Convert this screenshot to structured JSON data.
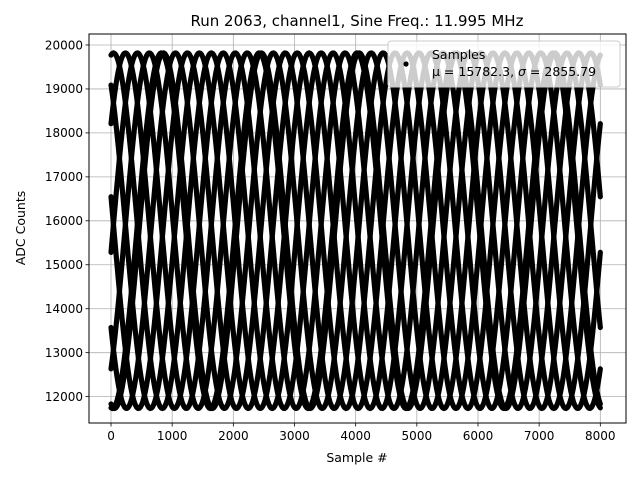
{
  "chart_data": {
    "type": "scatter",
    "title": "Run 2063, channel1, Sine Freq.: 11.995 MHz",
    "xlabel": "Sample #",
    "ylabel": "ADC Counts",
    "xlim": [
      -360,
      8420
    ],
    "ylim": [
      11400,
      20250
    ],
    "x_ticks": [
      0,
      1000,
      2000,
      3000,
      4000,
      5000,
      6000,
      7000,
      8000
    ],
    "y_ticks": [
      12000,
      13000,
      14000,
      15000,
      16000,
      17000,
      18000,
      19000,
      20000
    ],
    "x_tick_labels": [
      "0",
      "1000",
      "2000",
      "3000",
      "4000",
      "5000",
      "6000",
      "7000",
      "8000"
    ],
    "y_tick_labels": [
      "12000",
      "13000",
      "14000",
      "15000",
      "16000",
      "17000",
      "18000",
      "19000",
      "20000"
    ],
    "grid": true,
    "legend_position": "top-right",
    "legend": {
      "label": "Samples",
      "stats_prefix": "μ = 15782.3, ",
      "stats_sigma": "σ",
      "stats_suffix": " = 2855.79"
    },
    "series": [
      {
        "name": "Samples",
        "mean": 15782.3,
        "sigma": 2855.79,
        "color": "#000000",
        "envelope": {
          "x_start": 0,
          "x_end": 8000,
          "y_min": 11730,
          "y_max": 19820,
          "apparent_period": 1600,
          "phase_offsets_deg": [
            -95,
            -51,
            -7,
            37,
            81,
            125,
            169,
            213,
            257
          ]
        }
      }
    ]
  }
}
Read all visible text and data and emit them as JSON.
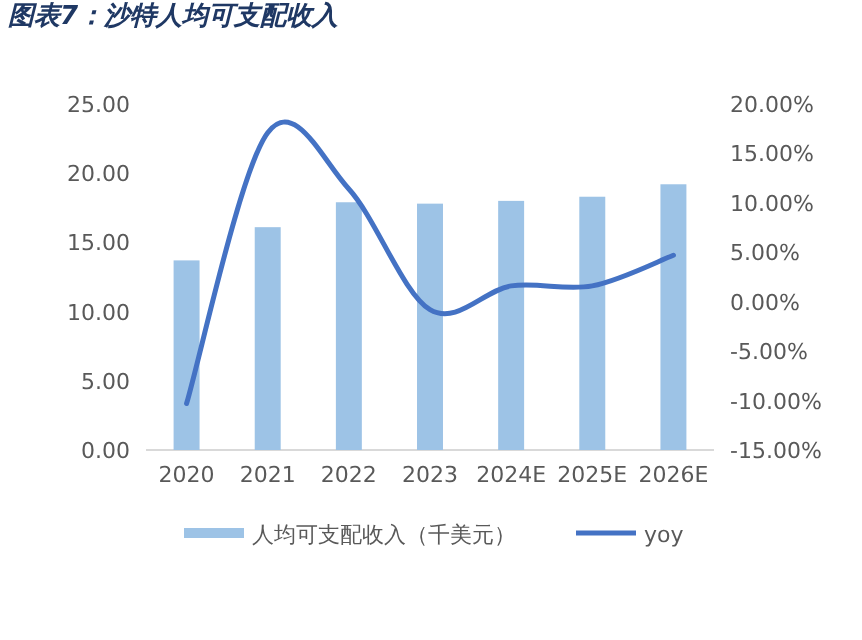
{
  "chart_data": {
    "type": "bar",
    "title": "图表7：沙特人均可支配收入",
    "categories": [
      "2020",
      "2021",
      "2022",
      "2023",
      "2024E",
      "2025E",
      "2026E"
    ],
    "series": [
      {
        "name": "人均可支配收入（千美元）",
        "color": "#9dc3e6",
        "values": [
          13.7,
          16.1,
          17.9,
          17.8,
          18.0,
          18.3,
          19.2
        ]
      },
      {
        "name": "yoy",
        "type": "line",
        "axis": "y2",
        "color": "#4472c4",
        "values": [
          -10.3,
          17.1,
          11.4,
          -0.8,
          1.6,
          1.6,
          4.7
        ]
      }
    ],
    "ylim": [
      0,
      25
    ],
    "yticks": [
      {
        "value": 0,
        "label": "0.00"
      },
      {
        "value": 5,
        "label": "5.00"
      },
      {
        "value": 10,
        "label": "10.00"
      },
      {
        "value": 15,
        "label": "15.00"
      },
      {
        "value": 20,
        "label": "20.00"
      },
      {
        "value": 25,
        "label": "25.00"
      }
    ],
    "y2lim": [
      -15,
      20
    ],
    "y2ticks": [
      {
        "value": -15,
        "label": "-15.00%"
      },
      {
        "value": -10,
        "label": "-10.00%"
      },
      {
        "value": -5,
        "label": "-5.00%"
      },
      {
        "value": 0,
        "label": "0.00%"
      },
      {
        "value": 5,
        "label": "5.00%"
      },
      {
        "value": 10,
        "label": "10.00%"
      },
      {
        "value": 15,
        "label": "15.00%"
      },
      {
        "value": 20,
        "label": "20.00%"
      }
    ],
    "legend": "bottom",
    "grid": false,
    "marker": "none",
    "line_style": "solid"
  }
}
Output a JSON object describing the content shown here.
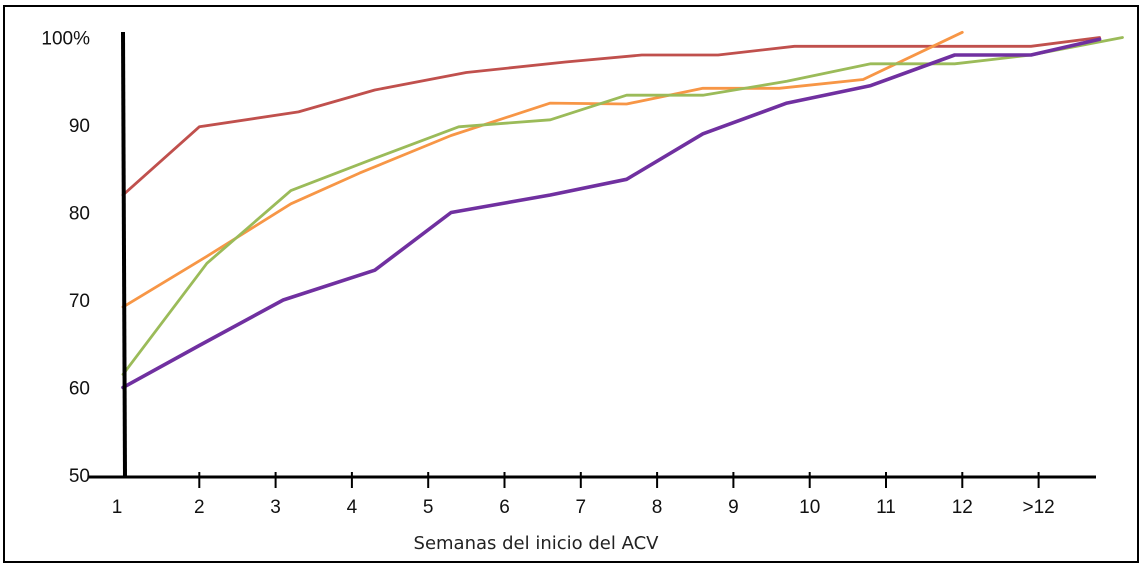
{
  "chart_data": {
    "type": "line",
    "title": "",
    "xlabel": "Semanas del inicio del ACV",
    "ylabel": "",
    "categories": [
      "1",
      "2",
      "3",
      "4",
      "5",
      "6",
      "7",
      "8",
      "9",
      "10",
      "11",
      "12",
      ">12"
    ],
    "y_tick_labels": [
      "50",
      "60",
      "70",
      "80",
      "90",
      "100%"
    ],
    "ylim": [
      50,
      100
    ],
    "grid": false,
    "legend": "none",
    "series": [
      {
        "color": "#c0504d",
        "points": [
          [
            1,
            82
          ],
          [
            2,
            89.8
          ],
          [
            3.3,
            91.5
          ],
          [
            4.3,
            94
          ],
          [
            5.5,
            96
          ],
          [
            6.8,
            97.2
          ],
          [
            7.8,
            98
          ],
          [
            8.8,
            98
          ],
          [
            9.8,
            99
          ],
          [
            10.8,
            99
          ],
          [
            11.9,
            99
          ],
          [
            12.9,
            99
          ],
          [
            13.8,
            100
          ]
        ]
      },
      {
        "color": "#f79646",
        "points": [
          [
            1,
            69.2
          ],
          [
            2.1,
            75
          ],
          [
            3.2,
            81
          ],
          [
            4.1,
            84.5
          ],
          [
            5.3,
            88.8
          ],
          [
            6.6,
            92.5
          ],
          [
            7.6,
            92.4
          ],
          [
            8.6,
            94.2
          ],
          [
            9.6,
            94.2
          ],
          [
            10.7,
            95.2
          ],
          [
            12,
            100.6
          ]
        ]
      },
      {
        "color": "#9bbb59",
        "points": [
          [
            1,
            61.5
          ],
          [
            2.1,
            74.2
          ],
          [
            3.2,
            82.5
          ],
          [
            4.3,
            86.2
          ],
          [
            5.4,
            89.8
          ],
          [
            6.6,
            90.6
          ],
          [
            7.6,
            93.4
          ],
          [
            8.6,
            93.4
          ],
          [
            9.7,
            95
          ],
          [
            10.8,
            97
          ],
          [
            11.9,
            97
          ],
          [
            12.9,
            98
          ],
          [
            14.1,
            100
          ]
        ]
      },
      {
        "color": "#7030a0",
        "points": [
          [
            1,
            60
          ],
          [
            2,
            64.8
          ],
          [
            3.1,
            70
          ],
          [
            4.3,
            73.4
          ],
          [
            5.3,
            80
          ],
          [
            6.6,
            82
          ],
          [
            7.6,
            83.8
          ],
          [
            8.6,
            89
          ],
          [
            9.7,
            92.5
          ],
          [
            10.8,
            94.5
          ],
          [
            11.9,
            98
          ],
          [
            12.9,
            98
          ],
          [
            13.8,
            99.8
          ]
        ]
      }
    ]
  }
}
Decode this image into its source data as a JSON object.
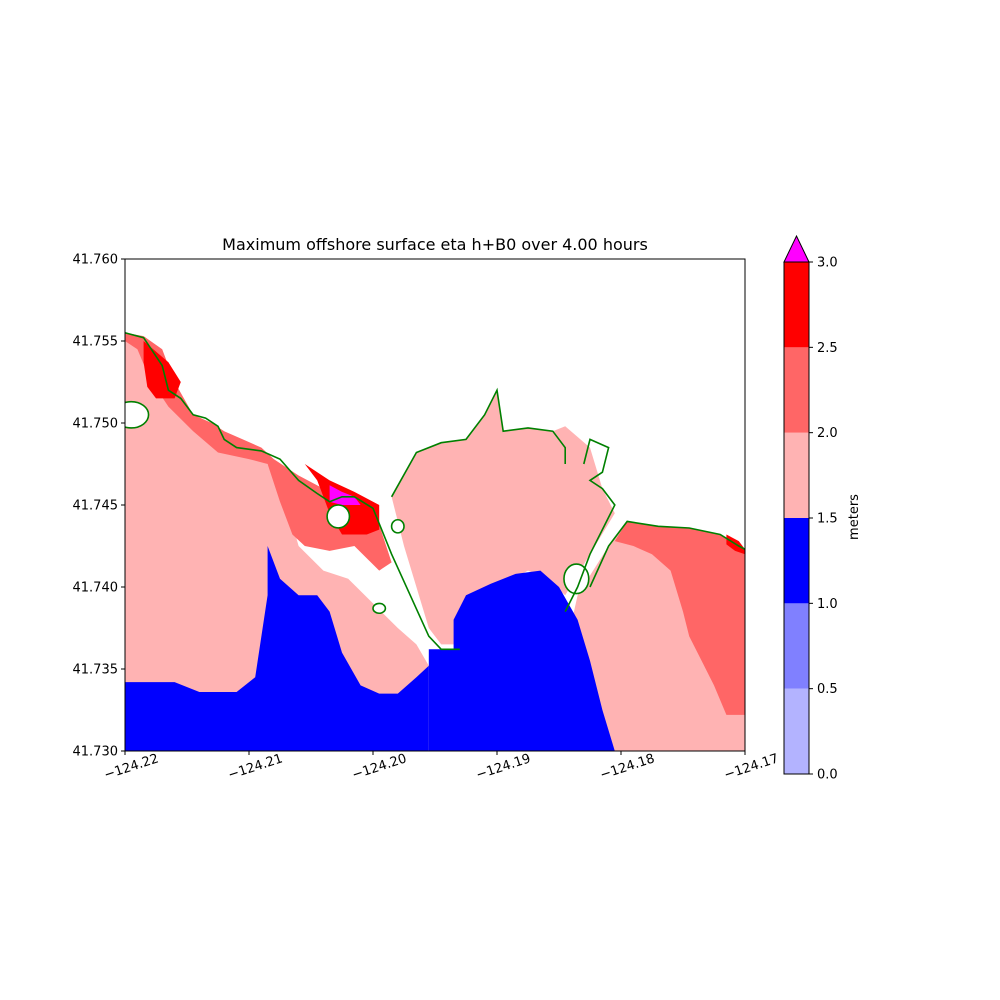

▸ **Exercise**: Return every line in the listing that contains the word "object".

▸ **Exercise solution**:
Output a JSON object describing the content shown here.
Decode this image into its source data as a JSON object.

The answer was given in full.